-- START Supplied data --
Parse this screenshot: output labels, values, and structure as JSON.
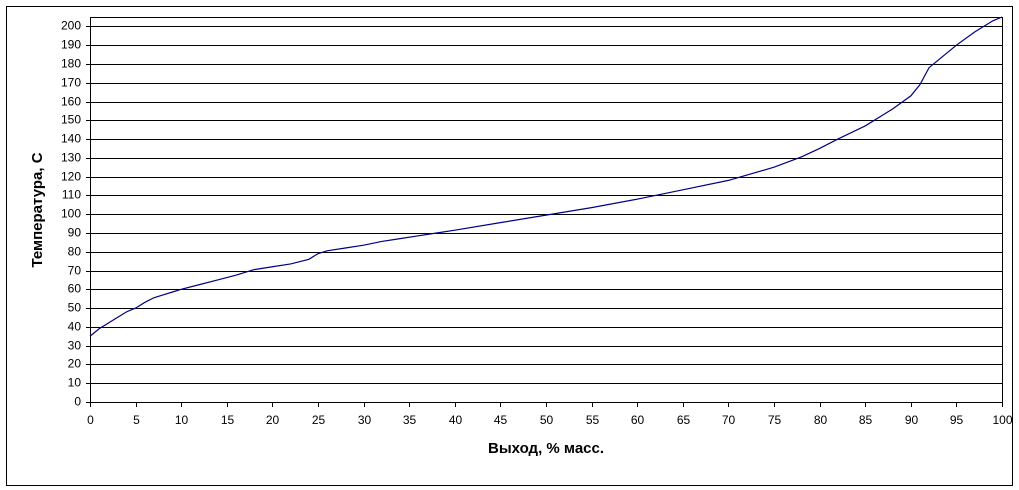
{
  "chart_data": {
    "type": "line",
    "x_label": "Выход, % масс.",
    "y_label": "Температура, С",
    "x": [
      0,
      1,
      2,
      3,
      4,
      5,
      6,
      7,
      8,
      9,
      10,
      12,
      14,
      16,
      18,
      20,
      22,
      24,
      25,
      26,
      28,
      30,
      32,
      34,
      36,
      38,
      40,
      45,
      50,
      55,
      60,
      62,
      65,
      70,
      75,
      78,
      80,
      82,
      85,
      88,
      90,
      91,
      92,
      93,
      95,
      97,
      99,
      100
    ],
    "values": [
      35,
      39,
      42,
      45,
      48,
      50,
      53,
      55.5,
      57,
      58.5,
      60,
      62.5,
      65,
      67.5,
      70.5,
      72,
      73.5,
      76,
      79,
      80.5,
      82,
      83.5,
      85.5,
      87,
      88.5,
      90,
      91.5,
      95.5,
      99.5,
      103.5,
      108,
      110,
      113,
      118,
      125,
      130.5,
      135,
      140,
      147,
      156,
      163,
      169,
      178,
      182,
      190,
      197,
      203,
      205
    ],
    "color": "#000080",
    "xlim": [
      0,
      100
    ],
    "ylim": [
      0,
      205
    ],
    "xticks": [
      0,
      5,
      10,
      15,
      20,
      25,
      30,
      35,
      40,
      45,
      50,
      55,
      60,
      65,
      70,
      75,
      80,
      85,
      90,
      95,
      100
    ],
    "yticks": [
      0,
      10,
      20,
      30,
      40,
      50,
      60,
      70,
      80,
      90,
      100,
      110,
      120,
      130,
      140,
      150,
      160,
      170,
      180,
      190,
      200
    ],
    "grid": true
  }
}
-- END Supplied data --
* Task description
Copy each line that holds the word "values".

* Final result
Parse this screenshot: output labels, values, and structure as JSON.
    "values": [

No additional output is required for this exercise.